* The exercise: List each line holding the string "осуществляется".

[Source data]
......
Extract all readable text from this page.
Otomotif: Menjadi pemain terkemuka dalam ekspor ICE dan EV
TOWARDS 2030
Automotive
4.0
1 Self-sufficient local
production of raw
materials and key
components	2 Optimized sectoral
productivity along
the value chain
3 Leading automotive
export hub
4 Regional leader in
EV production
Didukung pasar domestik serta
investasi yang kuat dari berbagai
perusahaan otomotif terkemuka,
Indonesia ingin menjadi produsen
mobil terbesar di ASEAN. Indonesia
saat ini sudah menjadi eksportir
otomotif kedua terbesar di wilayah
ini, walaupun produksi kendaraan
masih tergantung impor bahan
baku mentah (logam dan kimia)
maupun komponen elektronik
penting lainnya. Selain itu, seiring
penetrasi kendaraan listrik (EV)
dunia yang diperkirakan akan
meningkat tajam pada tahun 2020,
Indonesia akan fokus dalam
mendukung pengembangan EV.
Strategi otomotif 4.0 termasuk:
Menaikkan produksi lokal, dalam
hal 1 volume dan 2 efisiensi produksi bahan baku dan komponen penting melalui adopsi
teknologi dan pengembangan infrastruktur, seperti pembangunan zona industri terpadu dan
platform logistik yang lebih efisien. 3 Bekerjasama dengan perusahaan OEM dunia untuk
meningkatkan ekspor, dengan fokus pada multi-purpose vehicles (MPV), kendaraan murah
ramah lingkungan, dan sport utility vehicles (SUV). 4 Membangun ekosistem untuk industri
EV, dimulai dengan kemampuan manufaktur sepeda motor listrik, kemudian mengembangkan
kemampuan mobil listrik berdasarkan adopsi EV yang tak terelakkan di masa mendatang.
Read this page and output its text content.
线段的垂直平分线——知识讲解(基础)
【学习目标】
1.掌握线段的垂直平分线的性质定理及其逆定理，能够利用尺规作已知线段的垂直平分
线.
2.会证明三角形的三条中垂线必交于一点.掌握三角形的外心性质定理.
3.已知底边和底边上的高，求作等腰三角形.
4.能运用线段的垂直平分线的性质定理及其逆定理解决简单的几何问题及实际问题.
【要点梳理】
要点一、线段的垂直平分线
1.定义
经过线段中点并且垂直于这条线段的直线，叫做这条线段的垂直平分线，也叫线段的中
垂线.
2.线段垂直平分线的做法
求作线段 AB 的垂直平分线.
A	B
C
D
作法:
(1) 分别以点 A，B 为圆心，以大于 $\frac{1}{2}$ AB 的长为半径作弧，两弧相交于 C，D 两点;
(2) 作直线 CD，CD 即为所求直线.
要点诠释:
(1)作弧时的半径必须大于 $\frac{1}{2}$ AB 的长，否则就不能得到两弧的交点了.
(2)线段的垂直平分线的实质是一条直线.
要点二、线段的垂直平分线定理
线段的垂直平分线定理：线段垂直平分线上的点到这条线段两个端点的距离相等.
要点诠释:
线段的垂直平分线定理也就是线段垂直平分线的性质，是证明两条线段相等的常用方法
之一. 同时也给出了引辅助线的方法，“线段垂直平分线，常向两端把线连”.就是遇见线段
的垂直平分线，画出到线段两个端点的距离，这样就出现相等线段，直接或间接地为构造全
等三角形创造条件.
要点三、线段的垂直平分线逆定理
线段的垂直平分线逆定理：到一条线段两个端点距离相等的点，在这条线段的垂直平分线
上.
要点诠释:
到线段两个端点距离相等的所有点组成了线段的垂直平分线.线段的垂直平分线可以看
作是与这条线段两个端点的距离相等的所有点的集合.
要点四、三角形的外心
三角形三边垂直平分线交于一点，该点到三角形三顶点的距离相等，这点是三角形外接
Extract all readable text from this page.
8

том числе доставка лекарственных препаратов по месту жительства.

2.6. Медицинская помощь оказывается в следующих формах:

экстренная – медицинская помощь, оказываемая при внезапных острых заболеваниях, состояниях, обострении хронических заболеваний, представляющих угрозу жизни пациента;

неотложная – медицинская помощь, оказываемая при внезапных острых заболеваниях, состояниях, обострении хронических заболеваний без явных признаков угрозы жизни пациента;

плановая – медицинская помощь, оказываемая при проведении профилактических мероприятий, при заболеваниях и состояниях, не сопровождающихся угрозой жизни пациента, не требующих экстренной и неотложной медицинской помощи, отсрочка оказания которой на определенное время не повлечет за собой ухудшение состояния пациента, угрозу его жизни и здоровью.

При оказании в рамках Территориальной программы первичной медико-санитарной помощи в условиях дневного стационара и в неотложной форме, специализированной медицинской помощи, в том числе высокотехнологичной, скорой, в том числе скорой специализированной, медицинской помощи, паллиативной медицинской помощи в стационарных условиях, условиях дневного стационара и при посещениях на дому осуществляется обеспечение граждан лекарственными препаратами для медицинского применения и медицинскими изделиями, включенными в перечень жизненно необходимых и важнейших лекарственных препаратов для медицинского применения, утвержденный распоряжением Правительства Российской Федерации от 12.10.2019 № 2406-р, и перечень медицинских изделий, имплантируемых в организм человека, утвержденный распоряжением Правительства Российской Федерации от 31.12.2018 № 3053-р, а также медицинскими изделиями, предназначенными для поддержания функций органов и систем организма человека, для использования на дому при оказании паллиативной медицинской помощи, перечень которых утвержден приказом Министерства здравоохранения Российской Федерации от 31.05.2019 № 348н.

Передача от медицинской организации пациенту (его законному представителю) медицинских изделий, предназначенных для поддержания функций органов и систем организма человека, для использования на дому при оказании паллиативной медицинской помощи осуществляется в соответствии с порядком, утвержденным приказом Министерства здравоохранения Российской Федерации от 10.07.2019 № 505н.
......
* Completed exercise:
При оказании в рамках Территориальной программы первичной медико-санитарной помощи в условиях дневного стационара и в неотложной форме, специализированной медицинской помощи, в том числе высокотехнологичной, скорой, в том числе скорой специализированной, медицинской помощи, паллиативной медицинской помощи в стационарных условиях, условиях дневного стационара и при посещениях на дому осуществляется обеспечение граждан лекарственными препаратами для медицинского применения и медицинскими изделиями, включенными в перечень жизненно необходимых и важнейших лекарственных препаратов для медицинского применения, утвержденный распоряжением Правительства Российской Федерации от 12.10.2019 № 2406-р, и перечень медицинских изделий, имплантируемых в организм человека, утвержденный распоряжением Правительства Российской Федерации от 31.12.2018 № 3053-р, а также медицинскими изделиями, предназначенными для поддержания функций органов и систем организма человека, для использования на дому при оказании паллиативной медицинской помощи, перечень которых утвержден приказом Министерства здравоохранения Российской Федерации от 31.05.2019 № 348н.
Передача от медицинской организации пациенту (его законному представителю) медицинских изделий, предназначенных для поддержания функций органов и систем организма человека, для использования на дому при оказании паллиативной медицинской помощи осуществляется в соответствии с порядком, утвержденным приказом Министерства здравоохранения Российской Федерации от 10.07.2019 № 505н.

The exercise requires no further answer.